[START DATA TO PROCESS]

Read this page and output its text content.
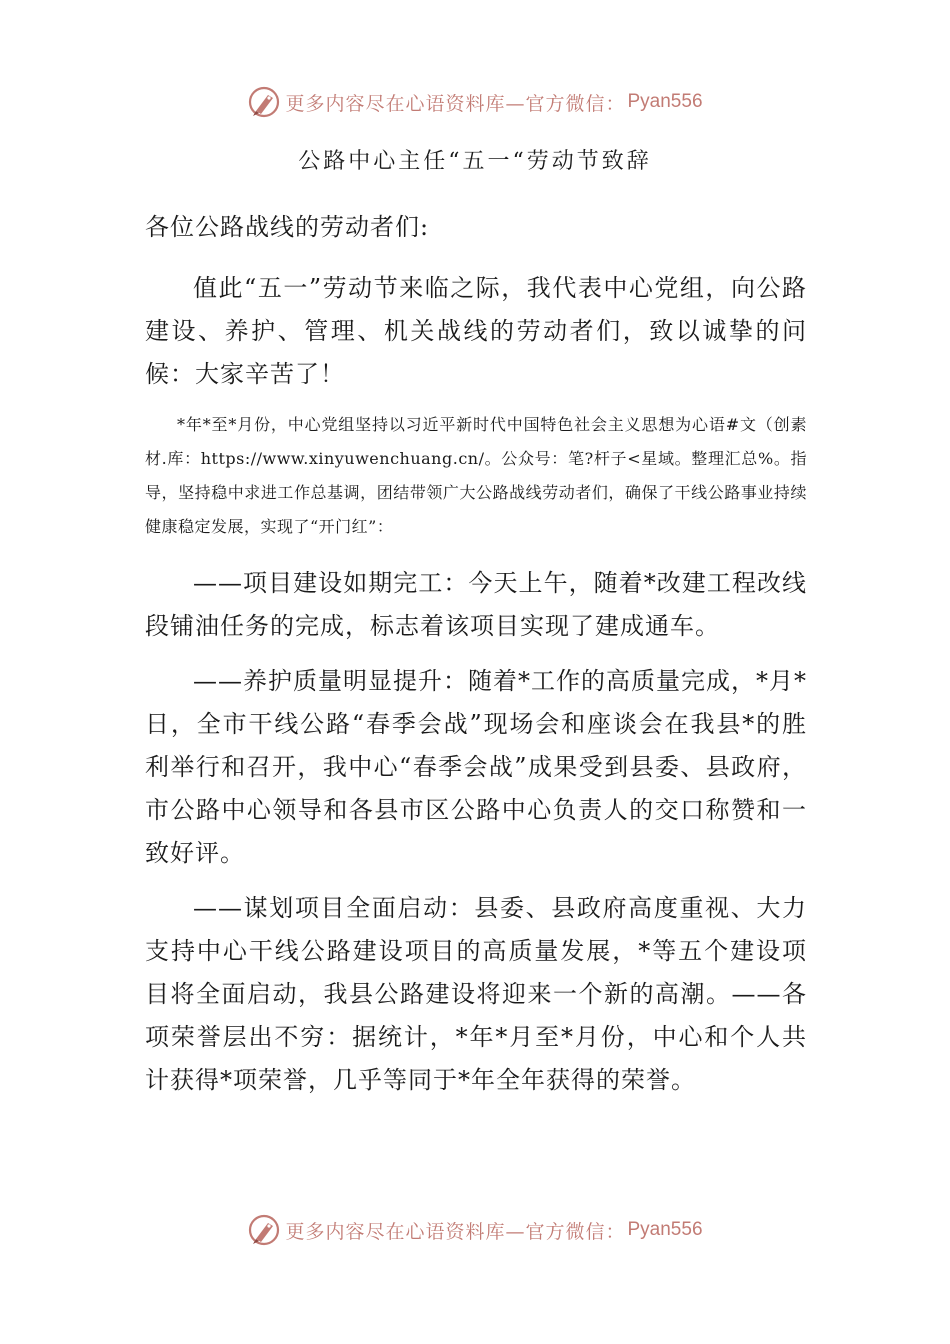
更多内容尽在心语资料库—官方微信： Pyan556
公路中心主任“五一“劳动节致辞

各位公路战线的劳动者们:

值此“五一”劳动节来临之际，我代表中心党组，向公路建设、养护、管理、机关战线的劳动者们，致以诚挚的问候：大家辛苦了！

*年*至*月份，中心党组坚持以习近平新时代中国特色社会主义思想为心语#文（创素材.库：https://www.xinyuwenchuang.cn/。公众号：笔?杆子<星域。整理汇总%。指导，坚持稳中求进工作总基调，团结带领广大公路战线劳动者们，确保了干线公路事业持续健康稳定发展，实现了“开门红”：

——项目建设如期完工：今天上午，随着*改建工程改线段铺油任务的完成，标志着该项目实现了建成通车。

——养护质量明显提升：随着*工作的高质量完成，*月*日，全市干线公路“春季会战”现场会和座谈会在我县*的胜利举行和召开，我中心“春季会战”成果受到县委、县政府，市公路中心领导和各县市区公路中心负责人的交口称赞和一致好评。

——谋划项目全面启动：县委、县政府高度重视、大力支持中心干线公路建设项目的高质量发展，*等五个建设项目将全面启动，我县公路建设将迎来一个新的高潮。——各项荣誉层出不穷：据统计，*年*月至*月份，中心和个人共计获得*项荣誉，几乎等同于*年全年获得的荣誉。

更多内容尽在心语资料库—官方微信： Pyan556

[END DATA TO PROCESS]

AIM:
Return each line of the data, keeping its wording exact and omitting pictures.

ANSWER FOR THE TASK:
Read this page and output its text content.
更多内容尽在心语资料库—官方微信： Pyan556
公路中心主任“五一“劳动节致辞

各位公路战线的劳动者们:

值此“五一”劳动节来临之际，我代表中心党组，向公路建设、养护、管理、机关战线的劳动者们，致以诚挚的问候：大家辛苦了！

*年*至*月份，中心党组坚持以习近平新时代中国特色社会主义思想为心语#文（创素材.库：https://www.xinyuwenchuang.cn/。公众号：笔?杆子<星域。整理汇总%。指导，坚持稳中求进工作总基调，团结带领广大公路战线劳动者们，确保了干线公路事业持续健康稳定发展，实现了“开门红”：

——项目建设如期完工：今天上午，随着*改建工程改线段铺油任务的完成，标志着该项目实现了建成通车。

——养护质量明显提升：随着*工作的高质量完成，*月*日，全市干线公路“春季会战”现场会和座谈会在我县*的胜利举行和召开，我中心“春季会战”成果受到县委、县政府，市公路中心领导和各县市区公路中心负责人的交口称赞和一致好评。

——谋划项目全面启动：县委、县政府高度重视、大力支持中心干线公路建设项目的高质量发展，*等五个建设项目将全面启动，我县公路建设将迎来一个新的高潮。——各项荣誉层出不穷：据统计，*年*月至*月份，中心和个人共计获得*项荣誉，几乎等同于*年全年获得的荣誉。

更多内容尽在心语资料库—官方微信： Pyan556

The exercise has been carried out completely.